Figure record listings:
▬▬▬▬▬▬▬▬▬▬

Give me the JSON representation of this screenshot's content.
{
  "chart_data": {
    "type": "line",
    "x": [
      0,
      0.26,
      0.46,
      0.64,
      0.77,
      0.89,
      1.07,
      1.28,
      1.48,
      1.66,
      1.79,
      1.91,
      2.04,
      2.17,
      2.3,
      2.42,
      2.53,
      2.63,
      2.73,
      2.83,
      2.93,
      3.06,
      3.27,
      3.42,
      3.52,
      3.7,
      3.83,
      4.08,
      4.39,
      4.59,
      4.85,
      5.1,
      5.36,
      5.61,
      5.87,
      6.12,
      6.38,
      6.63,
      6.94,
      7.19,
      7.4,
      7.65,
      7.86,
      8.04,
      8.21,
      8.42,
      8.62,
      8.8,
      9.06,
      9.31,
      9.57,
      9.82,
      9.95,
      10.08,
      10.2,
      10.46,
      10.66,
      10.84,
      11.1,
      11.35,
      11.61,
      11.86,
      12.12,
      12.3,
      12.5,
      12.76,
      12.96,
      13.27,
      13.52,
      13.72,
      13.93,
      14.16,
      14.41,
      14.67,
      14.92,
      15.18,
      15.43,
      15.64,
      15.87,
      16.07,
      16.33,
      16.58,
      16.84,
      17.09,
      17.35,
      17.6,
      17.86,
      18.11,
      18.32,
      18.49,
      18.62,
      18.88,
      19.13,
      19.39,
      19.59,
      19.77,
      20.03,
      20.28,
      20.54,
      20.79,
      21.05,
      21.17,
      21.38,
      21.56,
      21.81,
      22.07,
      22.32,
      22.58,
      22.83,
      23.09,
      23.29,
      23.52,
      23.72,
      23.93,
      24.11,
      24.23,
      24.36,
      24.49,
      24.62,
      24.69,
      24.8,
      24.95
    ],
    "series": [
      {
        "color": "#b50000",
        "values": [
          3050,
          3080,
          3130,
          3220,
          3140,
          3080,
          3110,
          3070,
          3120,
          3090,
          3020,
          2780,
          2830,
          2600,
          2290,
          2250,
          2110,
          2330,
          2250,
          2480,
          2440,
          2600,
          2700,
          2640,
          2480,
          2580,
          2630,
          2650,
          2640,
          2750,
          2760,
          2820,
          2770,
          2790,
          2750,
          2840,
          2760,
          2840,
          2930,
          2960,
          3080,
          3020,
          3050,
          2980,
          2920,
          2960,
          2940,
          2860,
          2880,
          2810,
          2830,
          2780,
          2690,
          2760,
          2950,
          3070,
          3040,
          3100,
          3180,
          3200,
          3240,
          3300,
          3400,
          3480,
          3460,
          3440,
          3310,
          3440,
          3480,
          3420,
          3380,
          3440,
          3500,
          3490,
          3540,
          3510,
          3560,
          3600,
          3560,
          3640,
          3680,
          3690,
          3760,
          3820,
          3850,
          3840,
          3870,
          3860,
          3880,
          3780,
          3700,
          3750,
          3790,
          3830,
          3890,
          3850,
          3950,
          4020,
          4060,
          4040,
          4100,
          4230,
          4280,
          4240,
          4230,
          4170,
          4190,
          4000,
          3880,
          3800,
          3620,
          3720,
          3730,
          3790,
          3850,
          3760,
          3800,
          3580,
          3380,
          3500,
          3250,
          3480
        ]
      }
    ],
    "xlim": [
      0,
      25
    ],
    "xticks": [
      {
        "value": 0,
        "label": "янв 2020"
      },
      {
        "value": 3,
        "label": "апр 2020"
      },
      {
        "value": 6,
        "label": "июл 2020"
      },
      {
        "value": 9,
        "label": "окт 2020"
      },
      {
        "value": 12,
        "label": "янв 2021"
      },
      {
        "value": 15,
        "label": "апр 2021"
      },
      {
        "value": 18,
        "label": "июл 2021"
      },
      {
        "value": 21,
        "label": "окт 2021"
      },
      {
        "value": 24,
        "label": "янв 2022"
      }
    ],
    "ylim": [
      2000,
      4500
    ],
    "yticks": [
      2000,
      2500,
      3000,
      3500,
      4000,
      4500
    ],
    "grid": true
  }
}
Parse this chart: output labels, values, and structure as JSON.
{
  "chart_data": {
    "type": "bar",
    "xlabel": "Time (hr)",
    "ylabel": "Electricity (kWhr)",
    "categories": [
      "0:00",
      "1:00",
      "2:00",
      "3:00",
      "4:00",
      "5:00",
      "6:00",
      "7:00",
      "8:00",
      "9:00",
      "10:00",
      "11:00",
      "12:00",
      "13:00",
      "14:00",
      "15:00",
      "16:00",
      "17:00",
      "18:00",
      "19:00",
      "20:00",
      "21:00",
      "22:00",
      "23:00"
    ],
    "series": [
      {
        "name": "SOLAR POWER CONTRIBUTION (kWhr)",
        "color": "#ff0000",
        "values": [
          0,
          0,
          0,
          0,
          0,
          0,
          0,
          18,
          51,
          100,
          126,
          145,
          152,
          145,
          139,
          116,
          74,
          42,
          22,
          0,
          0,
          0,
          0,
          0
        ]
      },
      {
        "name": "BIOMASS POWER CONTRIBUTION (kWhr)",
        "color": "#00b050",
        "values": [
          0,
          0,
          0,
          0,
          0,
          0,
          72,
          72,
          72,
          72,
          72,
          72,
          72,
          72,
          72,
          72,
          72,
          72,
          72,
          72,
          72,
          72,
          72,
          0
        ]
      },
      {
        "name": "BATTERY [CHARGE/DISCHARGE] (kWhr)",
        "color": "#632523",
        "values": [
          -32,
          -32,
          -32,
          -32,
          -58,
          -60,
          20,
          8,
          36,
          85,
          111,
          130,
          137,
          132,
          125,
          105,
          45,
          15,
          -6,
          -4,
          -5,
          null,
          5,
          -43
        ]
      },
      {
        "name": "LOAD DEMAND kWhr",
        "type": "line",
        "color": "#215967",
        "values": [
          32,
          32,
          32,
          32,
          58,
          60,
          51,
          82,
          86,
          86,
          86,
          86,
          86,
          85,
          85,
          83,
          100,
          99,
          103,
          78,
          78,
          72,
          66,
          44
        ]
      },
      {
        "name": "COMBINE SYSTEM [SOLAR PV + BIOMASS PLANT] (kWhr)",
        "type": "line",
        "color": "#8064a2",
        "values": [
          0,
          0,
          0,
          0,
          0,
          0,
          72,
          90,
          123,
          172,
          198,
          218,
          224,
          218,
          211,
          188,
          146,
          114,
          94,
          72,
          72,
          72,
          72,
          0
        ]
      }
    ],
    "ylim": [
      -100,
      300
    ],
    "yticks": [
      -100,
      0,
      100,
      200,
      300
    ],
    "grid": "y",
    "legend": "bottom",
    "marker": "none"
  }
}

▬▬▬▬▬▬▬▬▬▬

[BRIEF]
From the data above, extract every line in its exact form.

[PROBLEM SOLUTION]
Give me the JSON representation of this screenshot's content.
{
  "chart_data": {
    "type": "line",
    "x": [
      0,
      0.26,
      0.46,
      0.64,
      0.77,
      0.89,
      1.07,
      1.28,
      1.48,
      1.66,
      1.79,
      1.91,
      2.04,
      2.17,
      2.3,
      2.42,
      2.53,
      2.63,
      2.73,
      2.83,
      2.93,
      3.06,
      3.27,
      3.42,
      3.52,
      3.7,
      3.83,
      4.08,
      4.39,
      4.59,
      4.85,
      5.1,
      5.36,
      5.61,
      5.87,
      6.12,
      6.38,
      6.63,
      6.94,
      7.19,
      7.4,
      7.65,
      7.86,
      8.04,
      8.21,
      8.42,
      8.62,
      8.8,
      9.06,
      9.31,
      9.57,
      9.82,
      9.95,
      10.08,
      10.2,
      10.46,
      10.66,
      10.84,
      11.1,
      11.35,
      11.61,
      11.86,
      12.12,
      12.3,
      12.5,
      12.76,
      12.96,
      13.27,
      13.52,
      13.72,
      13.93,
      14.16,
      14.41,
      14.67,
      14.92,
      15.18,
      15.43,
      15.64,
      15.87,
      16.07,
      16.33,
      16.58,
      16.84,
      17.09,
      17.35,
      17.6,
      17.86,
      18.11,
      18.32,
      18.49,
      18.62,
      18.88,
      19.13,
      19.39,
      19.59,
      19.77,
      20.03,
      20.28,
      20.54,
      20.79,
      21.05,
      21.17,
      21.38,
      21.56,
      21.81,
      22.07,
      22.32,
      22.58,
      22.83,
      23.09,
      23.29,
      23.52,
      23.72,
      23.93,
      24.11,
      24.23,
      24.36,
      24.49,
      24.62,
      24.69,
      24.8,
      24.95
    ],
    "series": [
      {
        "color": "#b50000",
        "values": [
          3050,
          3080,
          3130,
          3220,
          3140,
          3080,
          3110,
          3070,
          3120,
          3090,
          3020,
          2780,
          2830,
          2600,
          2290,
          2250,
          2110,
          2330,
          2250,
          2480,
          2440,
          2600,
          2700,
          2640,
          2480,
          2580,
          2630,
          2650,
          2640,
          2750,
          2760,
          2820,
          2770,
          2790,
          2750,
          2840,
          2760,
          2840,
          2930,
          2960,
          3080,
          3020,
          3050,
          2980,
          2920,
          2960,
          2940,
          2860,
          2880,
          2810,
          2830,
          2780,
          2690,
          2760,
          2950,
          3070,
          3040,
          3100,
          3180,
          3200,
          3240,
          3300,
          3400,
          3480,
          3460,
          3440,
          3310,
          3440,
          3480,
          3420,
          3380,
          3440,
          3500,
          3490,
          3540,
          3510,
          3560,
          3600,
          3560,
          3640,
          3680,
          3690,
          3760,
          3820,
          3850,
          3840,
          3870,
          3860,
          3880,
          3780,
          3700,
          3750,
          3790,
          3830,
          3890,
          3850,
          3950,
          4020,
          4060,
          4040,
          4100,
          4230,
          4280,
          4240,
          4230,
          4170,
          4190,
          4000,
          3880,
          3800,
          3620,
          3720,
          3730,
          3790,
          3850,
          3760,
          3800,
          3580,
          3380,
          3500,
          3250,
          3480
        ]
      }
    ],
    "xlim": [
      0,
      25
    ],
    "xticks": [
      {
        "value": 0,
        "label": "янв 2020"
      },
      {
        "value": 3,
        "label": "апр 2020"
      },
      {
        "value": 6,
        "label": "июл 2020"
      },
      {
        "value": 9,
        "label": "окт 2020"
      },
      {
        "value": 12,
        "label": "янв 2021"
      },
      {
        "value": 15,
        "label": "апр 2021"
      },
      {
        "value": 18,
        "label": "июл 2021"
      },
      {
        "value": 21,
        "label": "окт 2021"
      },
      {
        "value": 24,
        "label": "янв 2022"
      }
    ],
    "ylim": [
      2000,
      4500
    ],
    "yticks": [
      2000,
      2500,
      3000,
      3500,
      4000,
      4500
    ],
    "grid": true
  }
}
Parse this chart: output labels, values, and structure as JSON.
{
  "chart_data": {
    "type": "bar",
    "xlabel": "Time (hr)",
    "ylabel": "Electricity (kWhr)",
    "categories": [
      "0:00",
      "1:00",
      "2:00",
      "3:00",
      "4:00",
      "5:00",
      "6:00",
      "7:00",
      "8:00",
      "9:00",
      "10:00",
      "11:00",
      "12:00",
      "13:00",
      "14:00",
      "15:00",
      "16:00",
      "17:00",
      "18:00",
      "19:00",
      "20:00",
      "21:00",
      "22:00",
      "23:00"
    ],
    "series": [
      {
        "name": "SOLAR POWER CONTRIBUTION (kWhr)",
        "color": "#ff0000",
        "values": [
          0,
          0,
          0,
          0,
          0,
          0,
          0,
          18,
          51,
          100,
          126,
          145,
          152,
          145,
          139,
          116,
          74,
          42,
          22,
          0,
          0,
          0,
          0,
          0
        ]
      },
      {
        "name": "BIOMASS POWER CONTRIBUTION (kWhr)",
        "color": "#00b050",
        "values": [
          0,
          0,
          0,
          0,
          0,
          0,
          72,
          72,
          72,
          72,
          72,
          72,
          72,
          72,
          72,
          72,
          72,
          72,
          72,
          72,
          72,
          72,
          72,
          0
        ]
      },
      {
        "name": "BATTERY [CHARGE/DISCHARGE] (kWhr)",
        "color": "#632523",
        "values": [
          -32,
          -32,
          -32,
          -32,
          -58,
          -60,
          20,
          8,
          36,
          85,
          111,
          130,
          137,
          132,
          125,
          105,
          45,
          15,
          -6,
          -4,
          -5,
          null,
          5,
          -43
        ]
      },
      {
        "name": "LOAD DEMAND kWhr",
        "type": "line",
        "color": "#215967",
        "values": [
          32,
          32,
          32,
          32,
          58,
          60,
          51,
          82,
          86,
          86,
          86,
          86,
          86,
          85,
          85,
          83,
          100,
          99,
          103,
          78,
          78,
          72,
          66,
          44
        ]
      },
      {
        "name": "COMBINE SYSTEM [SOLAR PV + BIOMASS PLANT] (kWhr)",
        "type": "line",
        "color": "#8064a2",
        "values": [
          0,
          0,
          0,
          0,
          0,
          0,
          72,
          90,
          123,
          172,
          198,
          218,
          224,
          218,
          211,
          188,
          146,
          114,
          94,
          72,
          72,
          72,
          72,
          0
        ]
      }
    ],
    "ylim": [
      -100,
      300
    ],
    "yticks": [
      -100,
      0,
      100,
      200,
      300
    ],
    "grid": "y",
    "legend": "bottom",
    "marker": "none"
  }
}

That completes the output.